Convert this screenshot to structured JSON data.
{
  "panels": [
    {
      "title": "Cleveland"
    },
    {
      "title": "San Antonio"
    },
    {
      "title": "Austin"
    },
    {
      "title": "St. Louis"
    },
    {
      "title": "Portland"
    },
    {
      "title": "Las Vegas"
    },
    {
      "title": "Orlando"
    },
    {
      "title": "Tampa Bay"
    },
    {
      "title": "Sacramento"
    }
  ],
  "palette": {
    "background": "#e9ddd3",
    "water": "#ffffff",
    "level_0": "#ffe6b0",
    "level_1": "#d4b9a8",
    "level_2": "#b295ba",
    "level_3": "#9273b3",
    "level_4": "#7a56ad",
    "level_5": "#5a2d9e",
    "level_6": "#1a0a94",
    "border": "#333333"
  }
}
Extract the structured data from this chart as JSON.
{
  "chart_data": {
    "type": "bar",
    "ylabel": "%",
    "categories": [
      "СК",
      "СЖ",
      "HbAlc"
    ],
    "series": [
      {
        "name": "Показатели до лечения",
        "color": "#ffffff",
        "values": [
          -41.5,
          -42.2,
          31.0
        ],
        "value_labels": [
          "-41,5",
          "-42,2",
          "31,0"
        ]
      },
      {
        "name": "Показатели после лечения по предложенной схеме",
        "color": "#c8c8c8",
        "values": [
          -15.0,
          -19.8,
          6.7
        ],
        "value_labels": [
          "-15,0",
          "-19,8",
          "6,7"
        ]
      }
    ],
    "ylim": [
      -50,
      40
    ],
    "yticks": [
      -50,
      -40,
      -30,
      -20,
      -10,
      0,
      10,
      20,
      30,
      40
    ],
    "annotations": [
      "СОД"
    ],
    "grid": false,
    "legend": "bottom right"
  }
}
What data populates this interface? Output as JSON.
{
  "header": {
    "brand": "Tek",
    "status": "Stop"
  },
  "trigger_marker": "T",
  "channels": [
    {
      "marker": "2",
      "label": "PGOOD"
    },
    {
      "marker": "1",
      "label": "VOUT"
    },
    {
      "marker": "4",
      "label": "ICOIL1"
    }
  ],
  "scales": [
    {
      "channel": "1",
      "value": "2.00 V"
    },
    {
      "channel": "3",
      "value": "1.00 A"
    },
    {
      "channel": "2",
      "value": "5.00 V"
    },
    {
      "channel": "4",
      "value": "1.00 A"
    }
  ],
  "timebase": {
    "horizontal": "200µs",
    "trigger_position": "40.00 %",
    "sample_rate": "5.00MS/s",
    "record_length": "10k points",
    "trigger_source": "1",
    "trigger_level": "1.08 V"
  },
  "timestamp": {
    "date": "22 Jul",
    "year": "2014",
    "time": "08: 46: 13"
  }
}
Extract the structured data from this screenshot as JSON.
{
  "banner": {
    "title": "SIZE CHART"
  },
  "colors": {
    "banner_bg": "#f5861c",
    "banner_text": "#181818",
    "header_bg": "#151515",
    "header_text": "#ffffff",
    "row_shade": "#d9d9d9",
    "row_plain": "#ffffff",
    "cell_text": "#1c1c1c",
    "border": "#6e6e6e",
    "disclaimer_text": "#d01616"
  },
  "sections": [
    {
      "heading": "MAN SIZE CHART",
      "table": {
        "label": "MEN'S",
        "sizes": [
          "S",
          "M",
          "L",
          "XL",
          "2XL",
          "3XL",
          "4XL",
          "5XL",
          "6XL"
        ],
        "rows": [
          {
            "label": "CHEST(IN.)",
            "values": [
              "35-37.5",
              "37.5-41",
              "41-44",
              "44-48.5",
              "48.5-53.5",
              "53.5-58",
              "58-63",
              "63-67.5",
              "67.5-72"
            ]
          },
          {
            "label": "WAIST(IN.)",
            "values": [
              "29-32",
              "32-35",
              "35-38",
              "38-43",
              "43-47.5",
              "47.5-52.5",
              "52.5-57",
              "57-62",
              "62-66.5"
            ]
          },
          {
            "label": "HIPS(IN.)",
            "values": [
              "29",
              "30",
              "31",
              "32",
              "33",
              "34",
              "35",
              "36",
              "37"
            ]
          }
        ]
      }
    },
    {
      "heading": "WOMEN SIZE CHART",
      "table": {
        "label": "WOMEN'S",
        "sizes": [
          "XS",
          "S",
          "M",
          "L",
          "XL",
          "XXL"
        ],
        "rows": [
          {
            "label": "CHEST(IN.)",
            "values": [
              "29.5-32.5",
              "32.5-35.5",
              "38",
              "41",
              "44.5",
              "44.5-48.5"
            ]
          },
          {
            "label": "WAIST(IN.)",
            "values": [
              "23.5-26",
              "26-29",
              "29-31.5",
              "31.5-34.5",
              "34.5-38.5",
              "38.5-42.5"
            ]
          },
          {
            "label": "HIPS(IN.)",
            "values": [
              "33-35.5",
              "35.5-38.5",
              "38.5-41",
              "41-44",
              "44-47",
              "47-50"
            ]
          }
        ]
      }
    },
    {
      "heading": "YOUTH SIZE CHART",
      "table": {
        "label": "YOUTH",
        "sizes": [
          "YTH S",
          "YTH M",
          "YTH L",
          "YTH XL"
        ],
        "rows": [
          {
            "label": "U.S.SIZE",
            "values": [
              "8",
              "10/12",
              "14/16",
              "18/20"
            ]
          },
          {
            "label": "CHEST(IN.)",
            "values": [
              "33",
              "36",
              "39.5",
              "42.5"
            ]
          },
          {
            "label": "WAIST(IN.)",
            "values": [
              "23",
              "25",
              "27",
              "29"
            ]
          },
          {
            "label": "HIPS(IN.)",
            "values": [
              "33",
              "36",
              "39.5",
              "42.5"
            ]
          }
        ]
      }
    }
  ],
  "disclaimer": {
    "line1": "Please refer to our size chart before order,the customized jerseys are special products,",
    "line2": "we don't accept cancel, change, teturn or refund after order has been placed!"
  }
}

## Written request:
List all lines in the material containing the string "Показатели".

## Answer to the exercise:
        "name": "Показатели до лечения",
        "name": "Показатели после лечения по предложенной схеме",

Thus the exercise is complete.